Data records
* * * *

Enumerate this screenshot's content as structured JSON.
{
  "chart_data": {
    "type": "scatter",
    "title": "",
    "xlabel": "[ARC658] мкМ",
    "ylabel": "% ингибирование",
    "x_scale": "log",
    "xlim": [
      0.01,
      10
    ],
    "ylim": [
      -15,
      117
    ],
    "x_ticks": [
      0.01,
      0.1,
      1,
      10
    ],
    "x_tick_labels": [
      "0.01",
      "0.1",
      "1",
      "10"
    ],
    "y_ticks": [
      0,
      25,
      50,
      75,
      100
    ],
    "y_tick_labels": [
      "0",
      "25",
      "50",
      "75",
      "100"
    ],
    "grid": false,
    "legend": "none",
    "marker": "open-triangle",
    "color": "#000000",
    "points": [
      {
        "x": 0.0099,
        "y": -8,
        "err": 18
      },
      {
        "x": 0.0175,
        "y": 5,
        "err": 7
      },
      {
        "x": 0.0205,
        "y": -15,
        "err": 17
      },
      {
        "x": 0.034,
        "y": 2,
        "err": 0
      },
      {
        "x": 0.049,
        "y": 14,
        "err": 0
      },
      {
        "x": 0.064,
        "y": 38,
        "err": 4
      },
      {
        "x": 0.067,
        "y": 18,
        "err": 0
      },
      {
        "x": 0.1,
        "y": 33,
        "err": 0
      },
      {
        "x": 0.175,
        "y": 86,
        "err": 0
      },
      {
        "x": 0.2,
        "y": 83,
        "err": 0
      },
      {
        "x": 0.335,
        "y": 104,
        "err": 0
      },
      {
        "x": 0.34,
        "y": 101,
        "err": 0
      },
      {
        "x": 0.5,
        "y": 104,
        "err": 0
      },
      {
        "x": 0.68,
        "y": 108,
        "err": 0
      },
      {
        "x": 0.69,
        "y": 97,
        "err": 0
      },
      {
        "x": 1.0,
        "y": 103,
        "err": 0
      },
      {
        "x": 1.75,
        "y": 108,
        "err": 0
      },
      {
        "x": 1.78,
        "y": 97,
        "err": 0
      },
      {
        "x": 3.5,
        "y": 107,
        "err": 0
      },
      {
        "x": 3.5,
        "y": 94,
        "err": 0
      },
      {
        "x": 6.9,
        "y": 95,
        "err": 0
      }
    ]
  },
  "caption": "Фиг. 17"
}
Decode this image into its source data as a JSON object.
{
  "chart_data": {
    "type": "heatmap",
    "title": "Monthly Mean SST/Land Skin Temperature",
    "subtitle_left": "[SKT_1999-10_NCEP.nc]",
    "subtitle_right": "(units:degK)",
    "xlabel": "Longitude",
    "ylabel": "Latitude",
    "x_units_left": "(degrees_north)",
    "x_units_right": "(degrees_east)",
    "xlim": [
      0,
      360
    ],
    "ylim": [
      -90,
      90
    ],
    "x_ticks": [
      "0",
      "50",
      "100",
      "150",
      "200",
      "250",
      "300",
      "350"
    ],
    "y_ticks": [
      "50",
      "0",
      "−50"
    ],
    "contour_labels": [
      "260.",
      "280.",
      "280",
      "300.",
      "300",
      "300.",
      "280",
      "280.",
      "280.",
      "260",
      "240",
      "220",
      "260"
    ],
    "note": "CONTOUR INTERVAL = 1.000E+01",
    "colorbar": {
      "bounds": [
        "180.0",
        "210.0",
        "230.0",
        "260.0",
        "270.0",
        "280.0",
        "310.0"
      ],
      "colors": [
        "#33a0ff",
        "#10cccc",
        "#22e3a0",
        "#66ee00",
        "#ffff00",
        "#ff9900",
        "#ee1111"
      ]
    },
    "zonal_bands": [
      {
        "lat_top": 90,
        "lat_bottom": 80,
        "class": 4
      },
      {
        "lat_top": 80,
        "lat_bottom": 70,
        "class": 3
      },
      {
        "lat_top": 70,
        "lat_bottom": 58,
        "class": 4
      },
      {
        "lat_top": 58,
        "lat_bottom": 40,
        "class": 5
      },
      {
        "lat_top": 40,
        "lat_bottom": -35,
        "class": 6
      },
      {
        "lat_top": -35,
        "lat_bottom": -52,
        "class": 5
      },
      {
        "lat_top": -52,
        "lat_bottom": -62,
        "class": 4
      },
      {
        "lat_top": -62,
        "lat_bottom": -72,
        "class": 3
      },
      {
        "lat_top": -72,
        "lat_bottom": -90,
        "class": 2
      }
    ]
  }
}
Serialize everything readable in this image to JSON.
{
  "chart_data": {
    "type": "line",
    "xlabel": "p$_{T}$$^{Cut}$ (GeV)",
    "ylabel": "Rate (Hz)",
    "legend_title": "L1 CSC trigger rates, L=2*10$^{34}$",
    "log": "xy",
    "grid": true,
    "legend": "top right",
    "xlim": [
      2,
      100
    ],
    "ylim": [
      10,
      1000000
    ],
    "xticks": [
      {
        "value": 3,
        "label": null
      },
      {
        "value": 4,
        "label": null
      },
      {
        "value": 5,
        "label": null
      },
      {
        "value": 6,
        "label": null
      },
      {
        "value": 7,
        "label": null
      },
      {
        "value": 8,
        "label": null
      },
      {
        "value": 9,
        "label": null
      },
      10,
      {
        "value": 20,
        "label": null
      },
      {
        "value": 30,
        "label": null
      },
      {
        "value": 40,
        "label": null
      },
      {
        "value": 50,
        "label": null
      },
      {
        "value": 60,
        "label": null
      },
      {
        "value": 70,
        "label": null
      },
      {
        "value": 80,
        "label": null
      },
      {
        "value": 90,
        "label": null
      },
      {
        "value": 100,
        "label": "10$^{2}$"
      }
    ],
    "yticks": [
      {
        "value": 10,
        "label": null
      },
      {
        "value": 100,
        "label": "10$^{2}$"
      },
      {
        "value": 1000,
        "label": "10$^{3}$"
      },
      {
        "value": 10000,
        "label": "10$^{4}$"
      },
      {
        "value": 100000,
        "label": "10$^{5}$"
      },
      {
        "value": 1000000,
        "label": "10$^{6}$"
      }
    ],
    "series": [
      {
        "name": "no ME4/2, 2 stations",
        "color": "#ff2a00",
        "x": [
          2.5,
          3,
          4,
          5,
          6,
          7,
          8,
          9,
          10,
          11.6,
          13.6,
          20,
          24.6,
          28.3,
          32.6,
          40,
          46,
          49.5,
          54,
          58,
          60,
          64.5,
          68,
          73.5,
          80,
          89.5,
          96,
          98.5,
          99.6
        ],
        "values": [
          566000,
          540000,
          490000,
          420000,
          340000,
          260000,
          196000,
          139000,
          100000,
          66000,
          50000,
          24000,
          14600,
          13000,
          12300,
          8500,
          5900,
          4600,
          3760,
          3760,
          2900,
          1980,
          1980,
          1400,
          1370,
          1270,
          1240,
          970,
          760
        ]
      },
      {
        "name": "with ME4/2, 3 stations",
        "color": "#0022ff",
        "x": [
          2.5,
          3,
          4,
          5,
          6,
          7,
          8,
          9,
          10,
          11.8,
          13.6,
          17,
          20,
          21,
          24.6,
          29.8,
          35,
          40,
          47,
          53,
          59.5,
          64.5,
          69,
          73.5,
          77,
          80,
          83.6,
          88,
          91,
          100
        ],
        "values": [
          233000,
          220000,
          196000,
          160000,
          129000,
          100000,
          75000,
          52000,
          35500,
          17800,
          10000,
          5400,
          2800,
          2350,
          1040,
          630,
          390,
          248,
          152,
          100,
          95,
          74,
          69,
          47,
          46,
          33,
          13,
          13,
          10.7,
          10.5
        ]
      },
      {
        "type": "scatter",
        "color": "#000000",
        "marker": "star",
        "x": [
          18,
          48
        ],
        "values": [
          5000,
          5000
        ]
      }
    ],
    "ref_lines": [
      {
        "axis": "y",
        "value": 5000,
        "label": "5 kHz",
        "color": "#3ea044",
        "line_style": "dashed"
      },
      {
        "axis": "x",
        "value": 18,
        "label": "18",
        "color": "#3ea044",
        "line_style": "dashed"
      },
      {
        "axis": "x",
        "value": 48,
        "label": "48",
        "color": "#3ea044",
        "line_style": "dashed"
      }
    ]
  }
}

* * * *

▸ **WHAT TO WORK ON**
Review the preceding data and report every line that includes the string "name".

▸ **SOLUTION TO THIS TASK**
        "name": "no ME4/2, 2 stations",
        "name": "with ME4/2, 3 stations",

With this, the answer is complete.